#### SELECTED EXTRACT ####

Ludek's Blog About People Analytics: Unpacking surprises in the women’s 100m World Championships

Luděk Stehlík

I just finished watching Netflix’s excellent sport documentary Sprint, which shows the ups and downs of several top male and female sprinters during their 2023 season.

In the final episode, while discussing Sha’Carri Richardson’s victory in the women’s 100m race at the World Athletics Championships in Budapest 2023, the reporter highlighted how surprising and exceptional her win was, especially considering she did not qualify directly for the final (i.e., by being among the top two in one of the semifinals).

The data enthusiast in me felt compelled to investigate just how surprising this achievement truly was. So, I examined the data from the women’s 100m finals and semifinals at all World Athletics Championships from 2001 to 2023, and used a slopegraph and a multilevel Spearman’s rank correlation to analyze the consistency of finalists’ rankings across the finals and semis.

#### SUPPLIED INFORMATION ####

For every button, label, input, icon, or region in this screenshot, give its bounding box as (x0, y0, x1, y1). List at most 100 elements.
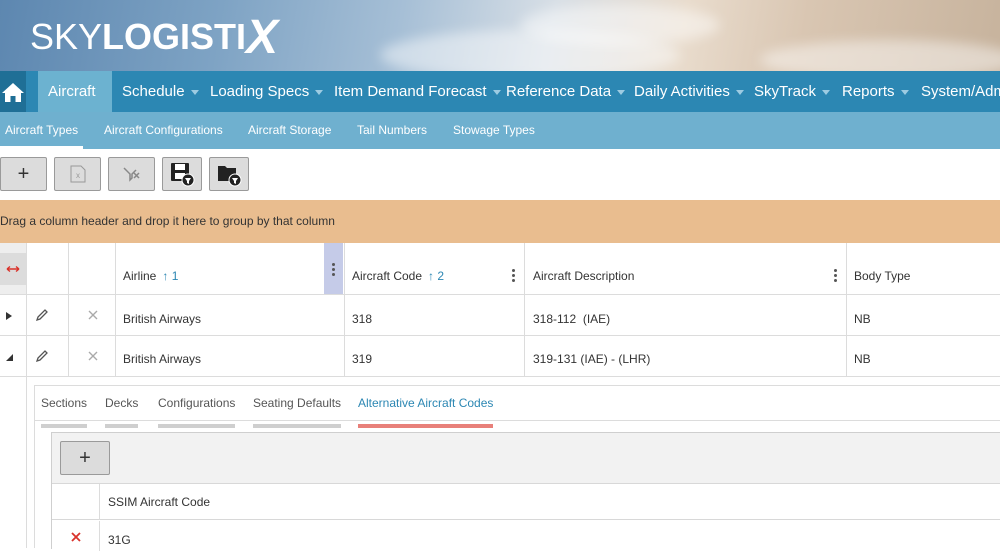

####

● **EXERCISE REQUIREMENTS**:
Using the blog post on the women's 100m, say whether each statement agrees with it: (a) the documentary Sprint follows only male sprinters; (b) Richardson qualified directly for the 2023 final; (c) the analysis used women's 100m results from 2001 to 2023. Give yes or no for each, with the deciding words from the post quoted.

● **PROBLEM SOLUTION**:
(a) No: "several top male and female sprinters"
(b) No: "she did not qualify directly for the final"
(c) Yes: "at all World Athletics Championships from 2001 to 2023"